### Your instructions
Reproduce the material in full, exactly as written.

### Task input
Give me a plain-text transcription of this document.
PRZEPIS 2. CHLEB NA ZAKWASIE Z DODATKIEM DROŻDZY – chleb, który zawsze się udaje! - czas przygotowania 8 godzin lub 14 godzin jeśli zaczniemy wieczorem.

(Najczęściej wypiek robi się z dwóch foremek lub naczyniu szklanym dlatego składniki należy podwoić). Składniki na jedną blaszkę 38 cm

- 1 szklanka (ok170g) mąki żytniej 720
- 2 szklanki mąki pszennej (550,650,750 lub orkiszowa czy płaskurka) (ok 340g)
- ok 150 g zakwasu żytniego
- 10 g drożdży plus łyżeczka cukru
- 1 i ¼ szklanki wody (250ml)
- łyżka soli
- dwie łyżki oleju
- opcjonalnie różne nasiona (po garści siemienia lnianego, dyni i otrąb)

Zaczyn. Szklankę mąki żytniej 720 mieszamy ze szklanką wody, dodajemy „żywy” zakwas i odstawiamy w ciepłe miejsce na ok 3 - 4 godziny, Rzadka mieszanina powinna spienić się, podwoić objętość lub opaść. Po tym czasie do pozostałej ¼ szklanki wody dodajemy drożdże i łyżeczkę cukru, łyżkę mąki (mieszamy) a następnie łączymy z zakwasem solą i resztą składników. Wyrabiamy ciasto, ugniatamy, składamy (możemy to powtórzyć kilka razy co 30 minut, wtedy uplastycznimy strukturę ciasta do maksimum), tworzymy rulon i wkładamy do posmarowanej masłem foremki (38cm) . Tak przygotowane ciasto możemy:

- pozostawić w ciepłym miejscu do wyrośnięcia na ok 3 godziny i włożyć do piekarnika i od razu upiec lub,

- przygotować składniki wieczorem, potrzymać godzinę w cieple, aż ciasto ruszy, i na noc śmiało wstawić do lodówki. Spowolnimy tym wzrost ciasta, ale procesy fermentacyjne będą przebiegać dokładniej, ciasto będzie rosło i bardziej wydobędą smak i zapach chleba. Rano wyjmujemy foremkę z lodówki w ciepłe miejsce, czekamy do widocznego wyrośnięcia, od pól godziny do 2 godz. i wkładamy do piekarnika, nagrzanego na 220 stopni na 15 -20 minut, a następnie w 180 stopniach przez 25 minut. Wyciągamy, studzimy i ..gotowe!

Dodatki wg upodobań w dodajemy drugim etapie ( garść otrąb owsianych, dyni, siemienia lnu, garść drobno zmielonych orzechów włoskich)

### Expected answer
Give me a plain-text transcription of this document.
PRZEPIS 2. CHLEB NA ZAKWASIE Z DODATKIEM DROŻDZY – chleb, który zawsze się udaje! - czas przygotowania 8 godzin lub 14 godzin jeśli zaczniemy wieczorem.

(Najczęściej wypiek robi się z dwóch foremek lub naczyniu szklanym dlatego składniki należy podwoić). Składniki na jedną blaszkę 38 cm

- 1 szklanka (ok170g) mąki żytniej 720
- 2 szklanki mąki pszennej (550,650,750 lub orkiszowa czy płaskurka) (ok 340g)
- ok 150 g zakwasu żytniego
- 10 g drożdży plus łyżeczka cukru
- 1 i ¼ szklanki wody (250ml)
- łyżka soli
- dwie łyżki oleju
- opcjonalnie różne nasiona (po garści siemienia lnianego, dyni i otrąb)

Zaczyn. Szklankę mąki żytniej 720 mieszamy ze szklanką wody, dodajemy „żywy” zakwas i odstawiamy w ciepłe miejsce na ok 3 - 4 godziny, Rzadka mieszanina powinna spienić się, podwoić objętość lub opaść. Po tym czasie do pozostałej ¼ szklanki wody dodajemy drożdże i łyżeczkę cukru, łyżkę mąki (mieszamy) a następnie łączymy z zakwasem solą i resztą składników. Wyrabiamy ciasto, ugniatamy, składamy (możemy to powtórzyć kilka razy co 30 minut, wtedy uplastycznimy strukturę ciasta do maksimum), tworzymy rulon i wkładamy do posmarowanej masłem foremki (38cm) . Tak przygotowane ciasto możemy:

- pozostawić w ciepłym miejscu do wyrośnięcia na ok 3 godziny i włożyć do piekarnika i od razu upiec lub,

- przygotować składniki wieczorem, potrzymać godzinę w cieple, aż ciasto ruszy, i na noc śmiało wstawić do lodówki. Spowolnimy tym wzrost ciasta, ale procesy fermentacyjne będą przebiegać dokładniej, ciasto będzie rosło i bardziej wydobędą smak i zapach chleba. Rano wyjmujemy foremkę z lodówki w ciepłe miejsce, czekamy do widocznego wyrośnięcia, od pól godziny do 2 godz. i wkładamy do piekarnika, nagrzanego na 220 stopni na 15 -20 minut, a następnie w 180 stopniach przez 25 minut. Wyciągamy, studzimy i ..gotowe!

Dodatki wg upodobań w dodajemy drugim etapie ( garść otrąb owsianych, dyni, siemienia lnu, garść drobno zmielonych orzechów włoskich)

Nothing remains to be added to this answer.